(Data extracted from a collection)
**********
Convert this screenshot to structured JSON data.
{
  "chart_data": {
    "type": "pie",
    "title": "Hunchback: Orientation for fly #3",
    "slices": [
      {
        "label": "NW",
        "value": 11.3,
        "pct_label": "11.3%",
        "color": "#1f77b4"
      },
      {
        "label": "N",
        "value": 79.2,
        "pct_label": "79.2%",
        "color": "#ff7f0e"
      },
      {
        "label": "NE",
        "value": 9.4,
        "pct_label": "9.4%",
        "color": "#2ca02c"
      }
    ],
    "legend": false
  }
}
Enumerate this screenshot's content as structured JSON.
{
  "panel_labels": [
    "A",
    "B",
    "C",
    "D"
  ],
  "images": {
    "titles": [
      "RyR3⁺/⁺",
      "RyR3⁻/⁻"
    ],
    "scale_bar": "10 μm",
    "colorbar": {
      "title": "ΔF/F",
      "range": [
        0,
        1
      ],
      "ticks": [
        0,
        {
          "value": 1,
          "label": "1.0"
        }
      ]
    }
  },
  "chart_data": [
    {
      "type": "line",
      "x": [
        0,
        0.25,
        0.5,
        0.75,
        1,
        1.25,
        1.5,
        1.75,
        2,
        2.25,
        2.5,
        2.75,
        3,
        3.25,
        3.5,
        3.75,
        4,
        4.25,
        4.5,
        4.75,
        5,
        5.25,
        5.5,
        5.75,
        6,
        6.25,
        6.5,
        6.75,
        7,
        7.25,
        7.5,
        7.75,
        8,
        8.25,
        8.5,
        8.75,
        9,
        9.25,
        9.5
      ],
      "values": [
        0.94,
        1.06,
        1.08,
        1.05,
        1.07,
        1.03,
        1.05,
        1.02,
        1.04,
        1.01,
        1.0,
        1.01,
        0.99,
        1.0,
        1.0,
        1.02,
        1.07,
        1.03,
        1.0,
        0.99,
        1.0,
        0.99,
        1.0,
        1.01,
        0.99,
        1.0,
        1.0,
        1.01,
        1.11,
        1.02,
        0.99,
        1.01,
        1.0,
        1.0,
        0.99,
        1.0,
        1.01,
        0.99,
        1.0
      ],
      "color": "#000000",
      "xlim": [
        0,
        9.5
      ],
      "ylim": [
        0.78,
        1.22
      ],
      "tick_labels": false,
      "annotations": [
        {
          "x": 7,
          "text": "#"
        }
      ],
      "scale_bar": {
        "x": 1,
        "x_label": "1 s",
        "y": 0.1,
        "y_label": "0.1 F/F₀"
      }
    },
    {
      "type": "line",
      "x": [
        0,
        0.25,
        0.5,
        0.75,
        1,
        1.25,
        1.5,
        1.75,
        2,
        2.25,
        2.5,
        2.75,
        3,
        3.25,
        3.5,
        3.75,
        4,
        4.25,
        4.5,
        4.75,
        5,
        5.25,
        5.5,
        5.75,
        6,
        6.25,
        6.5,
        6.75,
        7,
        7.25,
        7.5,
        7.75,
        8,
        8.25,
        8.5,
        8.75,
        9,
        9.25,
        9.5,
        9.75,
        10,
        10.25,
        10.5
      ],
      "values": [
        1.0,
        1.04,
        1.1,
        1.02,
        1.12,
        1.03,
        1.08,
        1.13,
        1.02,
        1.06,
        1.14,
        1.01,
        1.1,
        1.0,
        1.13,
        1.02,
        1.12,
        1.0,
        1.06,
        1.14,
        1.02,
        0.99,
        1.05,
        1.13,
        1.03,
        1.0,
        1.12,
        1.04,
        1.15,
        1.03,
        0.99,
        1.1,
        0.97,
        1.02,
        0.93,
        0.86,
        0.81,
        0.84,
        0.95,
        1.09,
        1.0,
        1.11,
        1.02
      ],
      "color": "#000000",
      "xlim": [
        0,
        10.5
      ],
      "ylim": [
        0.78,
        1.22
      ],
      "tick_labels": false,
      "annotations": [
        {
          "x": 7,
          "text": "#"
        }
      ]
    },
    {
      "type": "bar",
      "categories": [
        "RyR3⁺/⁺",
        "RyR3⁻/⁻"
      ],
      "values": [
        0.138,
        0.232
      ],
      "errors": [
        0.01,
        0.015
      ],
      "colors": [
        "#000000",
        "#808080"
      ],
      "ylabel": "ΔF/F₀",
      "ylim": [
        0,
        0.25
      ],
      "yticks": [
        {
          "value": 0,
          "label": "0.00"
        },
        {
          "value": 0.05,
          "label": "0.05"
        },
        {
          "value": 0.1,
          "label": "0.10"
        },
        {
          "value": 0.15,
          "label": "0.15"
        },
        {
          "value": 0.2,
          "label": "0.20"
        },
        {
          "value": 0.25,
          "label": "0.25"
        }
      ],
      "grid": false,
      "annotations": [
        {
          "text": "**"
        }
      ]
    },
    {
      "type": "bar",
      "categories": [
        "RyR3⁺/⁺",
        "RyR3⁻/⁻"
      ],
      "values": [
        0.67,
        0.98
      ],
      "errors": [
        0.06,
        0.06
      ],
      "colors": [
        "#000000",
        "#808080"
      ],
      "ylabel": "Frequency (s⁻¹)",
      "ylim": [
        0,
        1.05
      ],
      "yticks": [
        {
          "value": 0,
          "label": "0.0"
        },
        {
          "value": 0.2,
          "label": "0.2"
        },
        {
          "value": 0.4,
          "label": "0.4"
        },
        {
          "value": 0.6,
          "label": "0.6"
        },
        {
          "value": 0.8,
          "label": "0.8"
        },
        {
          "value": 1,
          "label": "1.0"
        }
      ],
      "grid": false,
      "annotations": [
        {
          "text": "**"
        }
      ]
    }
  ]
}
**********
* [Task description] Produce an exact copy of all the records.

* [Full response]
Convert this screenshot to structured JSON data.
{
  "chart_data": {
    "type": "pie",
    "title": "Hunchback: Orientation for fly #3",
    "slices": [
      {
        "label": "NW",
        "value": 11.3,
        "pct_label": "11.3%",
        "color": "#1f77b4"
      },
      {
        "label": "N",
        "value": 79.2,
        "pct_label": "79.2%",
        "color": "#ff7f0e"
      },
      {
        "label": "NE",
        "value": 9.4,
        "pct_label": "9.4%",
        "color": "#2ca02c"
      }
    ],
    "legend": false
  }
}
Enumerate this screenshot's content as structured JSON.
{
  "panel_labels": [
    "A",
    "B",
    "C",
    "D"
  ],
  "images": {
    "titles": [
      "RyR3⁺/⁺",
      "RyR3⁻/⁻"
    ],
    "scale_bar": "10 μm",
    "colorbar": {
      "title": "ΔF/F",
      "range": [
        0,
        1
      ],
      "ticks": [
        0,
        {
          "value": 1,
          "label": "1.0"
        }
      ]
    }
  },
  "chart_data": [
    {
      "type": "line",
      "x": [
        0,
        0.25,
        0.5,
        0.75,
        1,
        1.25,
        1.5,
        1.75,
        2,
        2.25,
        2.5,
        2.75,
        3,
        3.25,
        3.5,
        3.75,
        4,
        4.25,
        4.5,
        4.75,
        5,
        5.25,
        5.5,
        5.75,
        6,
        6.25,
        6.5,
        6.75,
        7,
        7.25,
        7.5,
        7.75,
        8,
        8.25,
        8.5,
        8.75,
        9,
        9.25,
        9.5
      ],
      "values": [
        0.94,
        1.06,
        1.08,
        1.05,
        1.07,
        1.03,
        1.05,
        1.02,
        1.04,
        1.01,
        1.0,
        1.01,
        0.99,
        1.0,
        1.0,
        1.02,
        1.07,
        1.03,
        1.0,
        0.99,
        1.0,
        0.99,
        1.0,
        1.01,
        0.99,
        1.0,
        1.0,
        1.01,
        1.11,
        1.02,
        0.99,
        1.01,
        1.0,
        1.0,
        0.99,
        1.0,
        1.01,
        0.99,
        1.0
      ],
      "color": "#000000",
      "xlim": [
        0,
        9.5
      ],
      "ylim": [
        0.78,
        1.22
      ],
      "tick_labels": false,
      "annotations": [
        {
          "x": 7,
          "text": "#"
        }
      ],
      "scale_bar": {
        "x": 1,
        "x_label": "1 s",
        "y": 0.1,
        "y_label": "0.1 F/F₀"
      }
    },
    {
      "type": "line",
      "x": [
        0,
        0.25,
        0.5,
        0.75,
        1,
        1.25,
        1.5,
        1.75,
        2,
        2.25,
        2.5,
        2.75,
        3,
        3.25,
        3.5,
        3.75,
        4,
        4.25,
        4.5,
        4.75,
        5,
        5.25,
        5.5,
        5.75,
        6,
        6.25,
        6.5,
        6.75,
        7,
        7.25,
        7.5,
        7.75,
        8,
        8.25,
        8.5,
        8.75,
        9,
        9.25,
        9.5,
        9.75,
        10,
        10.25,
        10.5
      ],
      "values": [
        1.0,
        1.04,
        1.1,
        1.02,
        1.12,
        1.03,
        1.08,
        1.13,
        1.02,
        1.06,
        1.14,
        1.01,
        1.1,
        1.0,
        1.13,
        1.02,
        1.12,
        1.0,
        1.06,
        1.14,
        1.02,
        0.99,
        1.05,
        1.13,
        1.03,
        1.0,
        1.12,
        1.04,
        1.15,
        1.03,
        0.99,
        1.1,
        0.97,
        1.02,
        0.93,
        0.86,
        0.81,
        0.84,
        0.95,
        1.09,
        1.0,
        1.11,
        1.02
      ],
      "color": "#000000",
      "xlim": [
        0,
        10.5
      ],
      "ylim": [
        0.78,
        1.22
      ],
      "tick_labels": false,
      "annotations": [
        {
          "x": 7,
          "text": "#"
        }
      ]
    },
    {
      "type": "bar",
      "categories": [
        "RyR3⁺/⁺",
        "RyR3⁻/⁻"
      ],
      "values": [
        0.138,
        0.232
      ],
      "errors": [
        0.01,
        0.015
      ],
      "colors": [
        "#000000",
        "#808080"
      ],
      "ylabel": "ΔF/F₀",
      "ylim": [
        0,
        0.25
      ],
      "yticks": [
        {
          "value": 0,
          "label": "0.00"
        },
        {
          "value": 0.05,
          "label": "0.05"
        },
        {
          "value": 0.1,
          "label": "0.10"
        },
        {
          "value": 0.15,
          "label": "0.15"
        },
        {
          "value": 0.2,
          "label": "0.20"
        },
        {
          "value": 0.25,
          "label": "0.25"
        }
      ],
      "grid": false,
      "annotations": [
        {
          "text": "**"
        }
      ]
    },
    {
      "type": "bar",
      "categories": [
        "RyR3⁺/⁺",
        "RyR3⁻/⁻"
      ],
      "values": [
        0.67,
        0.98
      ],
      "errors": [
        0.06,
        0.06
      ],
      "colors": [
        "#000000",
        "#808080"
      ],
      "ylabel": "Frequency (s⁻¹)",
      "ylim": [
        0,
        1.05
      ],
      "yticks": [
        {
          "value": 0,
          "label": "0.0"
        },
        {
          "value": 0.2,
          "label": "0.2"
        },
        {
          "value": 0.4,
          "label": "0.4"
        },
        {
          "value": 0.6,
          "label": "0.6"
        },
        {
          "value": 0.8,
          "label": "0.8"
        },
        {
          "value": 1,
          "label": "1.0"
        }
      ],
      "grid": false,
      "annotations": [
        {
          "text": "**"
        }
      ]
    }
  ]
}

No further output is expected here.